─── Provided material

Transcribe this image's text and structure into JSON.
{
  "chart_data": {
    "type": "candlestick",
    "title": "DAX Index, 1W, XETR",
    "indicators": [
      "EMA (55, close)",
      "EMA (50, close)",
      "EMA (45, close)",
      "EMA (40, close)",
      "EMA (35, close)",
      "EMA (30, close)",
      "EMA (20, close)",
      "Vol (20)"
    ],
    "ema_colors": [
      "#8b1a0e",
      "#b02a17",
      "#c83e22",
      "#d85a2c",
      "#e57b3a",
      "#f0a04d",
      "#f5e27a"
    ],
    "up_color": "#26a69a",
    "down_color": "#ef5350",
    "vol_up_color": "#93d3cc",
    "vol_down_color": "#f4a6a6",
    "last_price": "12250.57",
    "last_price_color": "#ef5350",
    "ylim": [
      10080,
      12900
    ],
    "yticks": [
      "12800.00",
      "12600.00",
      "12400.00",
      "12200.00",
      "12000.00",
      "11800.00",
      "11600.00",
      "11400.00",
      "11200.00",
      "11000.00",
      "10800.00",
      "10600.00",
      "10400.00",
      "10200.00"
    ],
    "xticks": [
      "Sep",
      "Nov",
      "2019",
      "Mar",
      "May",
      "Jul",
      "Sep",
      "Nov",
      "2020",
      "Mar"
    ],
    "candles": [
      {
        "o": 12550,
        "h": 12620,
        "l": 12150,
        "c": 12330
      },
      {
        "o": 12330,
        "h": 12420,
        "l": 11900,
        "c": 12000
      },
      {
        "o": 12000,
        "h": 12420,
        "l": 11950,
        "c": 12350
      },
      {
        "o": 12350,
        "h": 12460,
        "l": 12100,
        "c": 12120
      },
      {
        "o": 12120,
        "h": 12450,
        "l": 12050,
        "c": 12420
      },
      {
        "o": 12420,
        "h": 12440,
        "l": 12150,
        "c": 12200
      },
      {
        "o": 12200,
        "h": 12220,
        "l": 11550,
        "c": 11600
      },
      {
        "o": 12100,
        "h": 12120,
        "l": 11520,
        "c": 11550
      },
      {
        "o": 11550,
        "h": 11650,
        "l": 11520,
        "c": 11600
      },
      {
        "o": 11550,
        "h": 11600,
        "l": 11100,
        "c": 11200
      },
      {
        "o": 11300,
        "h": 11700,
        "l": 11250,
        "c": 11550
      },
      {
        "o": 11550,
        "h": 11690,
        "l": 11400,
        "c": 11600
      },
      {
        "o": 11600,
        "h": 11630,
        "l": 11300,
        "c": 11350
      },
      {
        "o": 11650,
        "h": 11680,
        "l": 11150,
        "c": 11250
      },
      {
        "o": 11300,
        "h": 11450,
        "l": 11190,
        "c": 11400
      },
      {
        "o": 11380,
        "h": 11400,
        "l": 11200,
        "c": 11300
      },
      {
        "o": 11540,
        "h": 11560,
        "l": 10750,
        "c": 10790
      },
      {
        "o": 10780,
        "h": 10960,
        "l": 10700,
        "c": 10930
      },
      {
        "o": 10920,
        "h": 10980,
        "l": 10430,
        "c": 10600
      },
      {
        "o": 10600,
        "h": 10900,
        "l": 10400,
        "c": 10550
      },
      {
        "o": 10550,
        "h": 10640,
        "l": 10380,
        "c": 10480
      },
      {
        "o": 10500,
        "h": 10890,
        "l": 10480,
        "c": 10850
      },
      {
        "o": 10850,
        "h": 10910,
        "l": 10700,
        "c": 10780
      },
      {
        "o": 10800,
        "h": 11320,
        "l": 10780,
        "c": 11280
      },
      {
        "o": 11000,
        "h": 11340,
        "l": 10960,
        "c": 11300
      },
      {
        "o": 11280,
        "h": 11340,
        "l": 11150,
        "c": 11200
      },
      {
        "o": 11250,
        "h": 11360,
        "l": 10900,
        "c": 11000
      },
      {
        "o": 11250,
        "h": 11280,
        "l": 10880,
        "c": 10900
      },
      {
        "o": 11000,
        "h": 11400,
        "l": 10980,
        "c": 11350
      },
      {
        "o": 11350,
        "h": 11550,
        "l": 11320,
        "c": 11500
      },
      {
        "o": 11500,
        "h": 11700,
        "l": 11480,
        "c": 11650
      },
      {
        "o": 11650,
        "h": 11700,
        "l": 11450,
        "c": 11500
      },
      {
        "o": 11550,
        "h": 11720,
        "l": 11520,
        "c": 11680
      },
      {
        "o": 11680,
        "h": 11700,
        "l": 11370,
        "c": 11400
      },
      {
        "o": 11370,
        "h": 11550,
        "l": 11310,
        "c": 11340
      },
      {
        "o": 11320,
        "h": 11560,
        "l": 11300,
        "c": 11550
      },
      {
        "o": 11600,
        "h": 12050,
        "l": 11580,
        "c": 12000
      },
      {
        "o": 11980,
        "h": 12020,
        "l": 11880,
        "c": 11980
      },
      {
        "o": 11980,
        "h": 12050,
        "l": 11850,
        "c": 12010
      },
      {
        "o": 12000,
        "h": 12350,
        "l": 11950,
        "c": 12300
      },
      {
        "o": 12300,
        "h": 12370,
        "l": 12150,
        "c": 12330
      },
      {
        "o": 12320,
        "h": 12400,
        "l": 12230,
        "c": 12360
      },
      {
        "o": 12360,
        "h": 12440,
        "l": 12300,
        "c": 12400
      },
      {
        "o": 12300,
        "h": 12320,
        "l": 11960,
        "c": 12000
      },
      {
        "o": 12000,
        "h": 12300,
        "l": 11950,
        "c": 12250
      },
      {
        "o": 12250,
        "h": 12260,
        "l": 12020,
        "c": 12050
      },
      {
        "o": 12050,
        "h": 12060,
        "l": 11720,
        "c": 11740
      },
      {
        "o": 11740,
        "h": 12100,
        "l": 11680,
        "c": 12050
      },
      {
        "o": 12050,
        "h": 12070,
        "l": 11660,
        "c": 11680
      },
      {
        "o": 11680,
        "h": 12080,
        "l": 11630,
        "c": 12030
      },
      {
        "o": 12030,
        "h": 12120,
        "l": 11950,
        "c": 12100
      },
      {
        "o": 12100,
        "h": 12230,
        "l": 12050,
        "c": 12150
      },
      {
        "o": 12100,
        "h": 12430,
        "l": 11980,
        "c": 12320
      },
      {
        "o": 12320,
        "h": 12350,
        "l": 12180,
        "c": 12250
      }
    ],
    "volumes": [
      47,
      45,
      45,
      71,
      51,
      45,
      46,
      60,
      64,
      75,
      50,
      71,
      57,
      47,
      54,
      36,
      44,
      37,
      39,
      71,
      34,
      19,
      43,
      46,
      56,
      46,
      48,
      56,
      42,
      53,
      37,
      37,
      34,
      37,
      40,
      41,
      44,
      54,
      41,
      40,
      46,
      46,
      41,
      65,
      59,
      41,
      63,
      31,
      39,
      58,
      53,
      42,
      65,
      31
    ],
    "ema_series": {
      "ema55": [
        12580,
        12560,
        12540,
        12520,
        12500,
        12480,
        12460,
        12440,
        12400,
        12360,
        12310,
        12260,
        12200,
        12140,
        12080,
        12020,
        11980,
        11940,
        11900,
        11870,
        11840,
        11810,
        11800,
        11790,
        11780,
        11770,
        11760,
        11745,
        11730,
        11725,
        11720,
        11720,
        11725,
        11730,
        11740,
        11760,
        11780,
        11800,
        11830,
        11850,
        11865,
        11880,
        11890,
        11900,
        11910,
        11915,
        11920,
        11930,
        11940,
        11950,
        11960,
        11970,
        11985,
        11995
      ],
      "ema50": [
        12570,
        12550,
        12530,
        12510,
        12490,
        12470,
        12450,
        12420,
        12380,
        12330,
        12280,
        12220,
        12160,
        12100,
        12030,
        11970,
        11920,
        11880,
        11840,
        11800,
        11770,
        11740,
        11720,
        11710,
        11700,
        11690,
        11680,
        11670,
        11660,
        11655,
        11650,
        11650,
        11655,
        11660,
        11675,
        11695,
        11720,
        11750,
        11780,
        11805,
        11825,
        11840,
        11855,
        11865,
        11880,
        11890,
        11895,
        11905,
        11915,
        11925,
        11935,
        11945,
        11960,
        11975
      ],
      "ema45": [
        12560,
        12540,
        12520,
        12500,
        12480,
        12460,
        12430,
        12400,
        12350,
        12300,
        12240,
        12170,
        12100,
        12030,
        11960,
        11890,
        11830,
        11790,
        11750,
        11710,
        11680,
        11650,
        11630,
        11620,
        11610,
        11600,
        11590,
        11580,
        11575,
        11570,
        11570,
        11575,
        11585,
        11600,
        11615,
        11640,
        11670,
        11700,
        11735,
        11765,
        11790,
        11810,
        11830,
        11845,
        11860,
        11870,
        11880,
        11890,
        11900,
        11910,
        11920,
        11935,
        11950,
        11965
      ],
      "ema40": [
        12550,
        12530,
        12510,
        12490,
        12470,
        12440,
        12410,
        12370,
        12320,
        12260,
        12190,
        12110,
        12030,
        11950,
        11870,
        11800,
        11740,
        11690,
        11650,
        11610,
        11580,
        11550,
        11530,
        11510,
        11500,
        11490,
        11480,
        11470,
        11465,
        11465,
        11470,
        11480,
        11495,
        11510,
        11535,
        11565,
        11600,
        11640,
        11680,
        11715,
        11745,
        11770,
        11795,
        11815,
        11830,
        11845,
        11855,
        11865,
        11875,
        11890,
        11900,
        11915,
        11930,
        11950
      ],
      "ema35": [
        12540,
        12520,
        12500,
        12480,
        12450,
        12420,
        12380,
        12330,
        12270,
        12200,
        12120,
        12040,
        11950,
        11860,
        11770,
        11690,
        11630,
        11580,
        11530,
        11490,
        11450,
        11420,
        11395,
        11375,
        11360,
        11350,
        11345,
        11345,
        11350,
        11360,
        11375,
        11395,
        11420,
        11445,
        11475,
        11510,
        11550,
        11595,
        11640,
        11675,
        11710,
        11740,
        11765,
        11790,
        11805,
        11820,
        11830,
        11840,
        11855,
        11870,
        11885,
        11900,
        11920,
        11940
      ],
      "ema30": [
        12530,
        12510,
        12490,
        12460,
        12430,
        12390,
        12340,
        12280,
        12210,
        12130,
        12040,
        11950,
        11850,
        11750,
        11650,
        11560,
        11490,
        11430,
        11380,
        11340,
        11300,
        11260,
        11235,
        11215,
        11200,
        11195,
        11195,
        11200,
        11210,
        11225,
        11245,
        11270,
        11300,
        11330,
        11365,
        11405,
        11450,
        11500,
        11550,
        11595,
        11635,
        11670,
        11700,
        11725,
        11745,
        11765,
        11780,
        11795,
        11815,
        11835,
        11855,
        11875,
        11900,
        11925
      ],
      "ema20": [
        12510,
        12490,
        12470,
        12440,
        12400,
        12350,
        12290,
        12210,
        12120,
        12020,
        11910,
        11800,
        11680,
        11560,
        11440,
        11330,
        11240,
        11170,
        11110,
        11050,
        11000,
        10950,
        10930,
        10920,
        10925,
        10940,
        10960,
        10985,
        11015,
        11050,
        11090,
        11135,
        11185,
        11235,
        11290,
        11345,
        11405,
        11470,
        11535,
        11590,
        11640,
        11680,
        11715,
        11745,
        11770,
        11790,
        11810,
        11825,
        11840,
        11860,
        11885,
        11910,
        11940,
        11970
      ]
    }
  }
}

──────

» Work to be completed
Copy out every line of the data that includes the word "close".

» Solved exercise
      "EMA (55, close)",
      "EMA (50, close)",
      "EMA (45, close)",
      "EMA (40, close)",
      "EMA (35, close)",
      "EMA (30, close)",
      "EMA (20, close)",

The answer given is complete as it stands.